▶ Article
┌────────

Saturday, June 15, 2013

France prefers subsidy to égalité

Competition is a dirty word in France. It threatens the privileges of state employees, says Anne-Elisabeth Moutet
Do French unions have too much power? Anne-Elisabeth Moutet debates on F24.

As the French rail strike followed the French air traffic controllers’ work stoppages last week, and tens of thousands of passengers and commuters saw their plans disrupted, it became a point of perverse pride for French commentators to deny that anything was very much amiss. The government, we were told, wasn’t really unhappy with the popular message being sent to Brussels, whether on the Single Sky Initiative, or the (very slow) opening of the French railways to free competition. In fact, it was felt at the Élysée that François Hollande, a man who doesn’t come equipped with a handbag, would only find his negotiating stance against too-fast reforms strengthened by this visible expression of national hostility.

British public opinion sees the EU as a source of Byzantine regulations hampering free trade. A large cross-section of the French are incensed by what they see as the European Commission’s Anglo-Saxon-tainted liberal economists and free-marketeers attacking the myriad privileges and protections that make the life of those happy enough to benefit from them so comfortable.

Competition is often a dirty word in France: never more than when it threatens to disrupt “avantages acquis” (acquired advantages), the gold-plated benefits a group of (usually) public employees has managed to have enshrined in contractual agreements. For years, among the various bonuses that can double an SNCF railwayman’s salary, was a “prime de charbon” (coal allowance), finally cancelled long after the last steam engine was retired. Pension age starts at 50 (soon 52) for train drivers and 55 for most other personnel.

Similarly, the 300,000 employees of EDF, the nominally privatised national electricity utility (the French State still owns 85 per cent of its equity) enjoy subsidised meals, holidays, cultural events, housing, as well as huge discounts on their power bills, lifetime employment, and early retirement provided for by a pension fund separate from the cash-strapped national system. Most of these perks are managed in-house by a committee dominated by CGT, the Communist union, on a €500 million budget funded by a statutory 1 per cent contribution of the company’s turnover. As a result, EDF, a multinational corporation of recognised excellence, turns only nominal profits compared with its competitors.

└────────

(Records)

┌────────

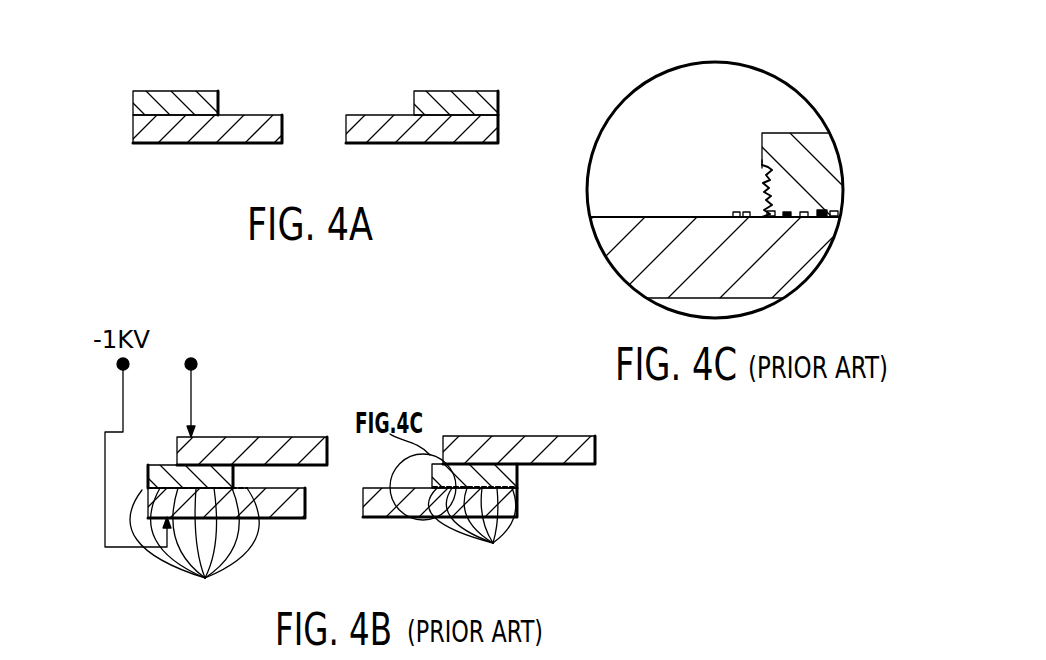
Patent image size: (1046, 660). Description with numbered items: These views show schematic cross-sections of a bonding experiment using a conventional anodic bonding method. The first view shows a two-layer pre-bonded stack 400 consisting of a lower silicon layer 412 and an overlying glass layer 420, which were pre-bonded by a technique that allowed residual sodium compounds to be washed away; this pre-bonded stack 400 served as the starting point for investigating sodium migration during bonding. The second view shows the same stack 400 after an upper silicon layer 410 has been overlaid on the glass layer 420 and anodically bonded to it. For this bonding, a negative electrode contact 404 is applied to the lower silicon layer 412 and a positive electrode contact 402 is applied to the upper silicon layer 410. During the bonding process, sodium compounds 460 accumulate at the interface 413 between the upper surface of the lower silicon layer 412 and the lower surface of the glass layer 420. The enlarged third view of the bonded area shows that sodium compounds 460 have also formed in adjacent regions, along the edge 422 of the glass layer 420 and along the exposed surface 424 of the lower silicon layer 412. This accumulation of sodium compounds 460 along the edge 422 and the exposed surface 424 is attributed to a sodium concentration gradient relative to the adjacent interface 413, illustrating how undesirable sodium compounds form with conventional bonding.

In FIG. 4A, the pre-bonded stack 400 is at (314, 78).
In FIG. 4B, the positive electrode contact 402 is at (194, 428).
In FIG. 4B, the negative electrode contact 404 is at (163, 522).
In FIG. 4B, the upper silicon layer 410 is at (450, 437).
In FIG. 4A, the lower silicon layer 412 is at (347, 143).
In FIG. 4B, the lower silicon layer 412 is at (363, 517).
In FIG. 4C, the lower silicon layer 412 is at (783, 268).
In FIG. 4B, the interface 413 is at (178, 474).
In FIG. 4C, the interface 413 is at (785, 216).
In FIG. 4A, the glass layer 420 is at (133, 96).
In FIG. 4B, the glass layer 420 is at (148, 475).
In FIG. 4C, the glass layer 420 is at (790, 143).
In FIG. 4C, the edge of glass layer 422 is at (762, 163).
In FIG. 4C, the exposed surface of lower silicon layer 424 is at (727, 214).
In FIG. 4B, the sodium compounds 460 is at (323, 550).
In FIG. 4C, the sodium compounds 460 is at (770, 197).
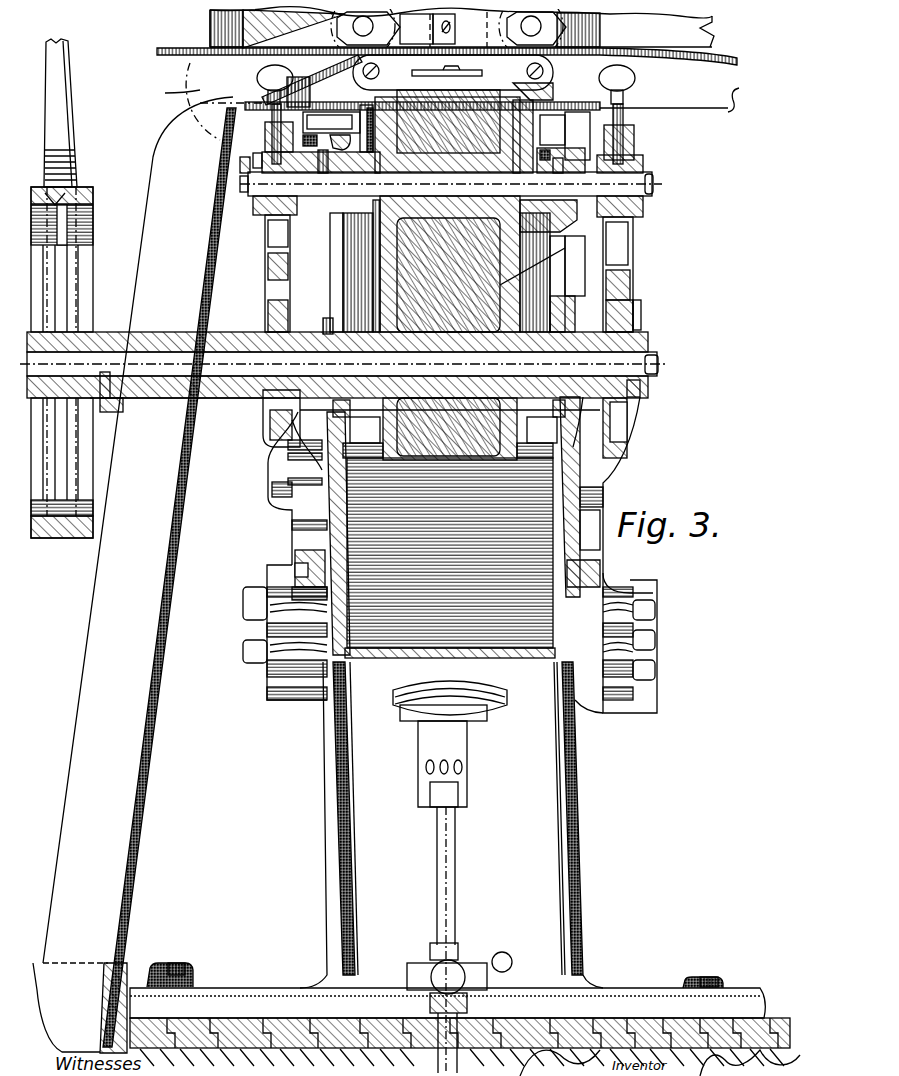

└────────

▶ What to do
Please answer these questions from the article:
1. At what age do train drivers start their pensions?
2. What share of EDF's equity does the French State still own?
3. Which union dominates the committee that manages EDF's perks?
You won't need any of the items to do this.

▶ Task result
1. At 50, soon to be 52.
2. 85 per cent.
3. The CGT, the Communist union.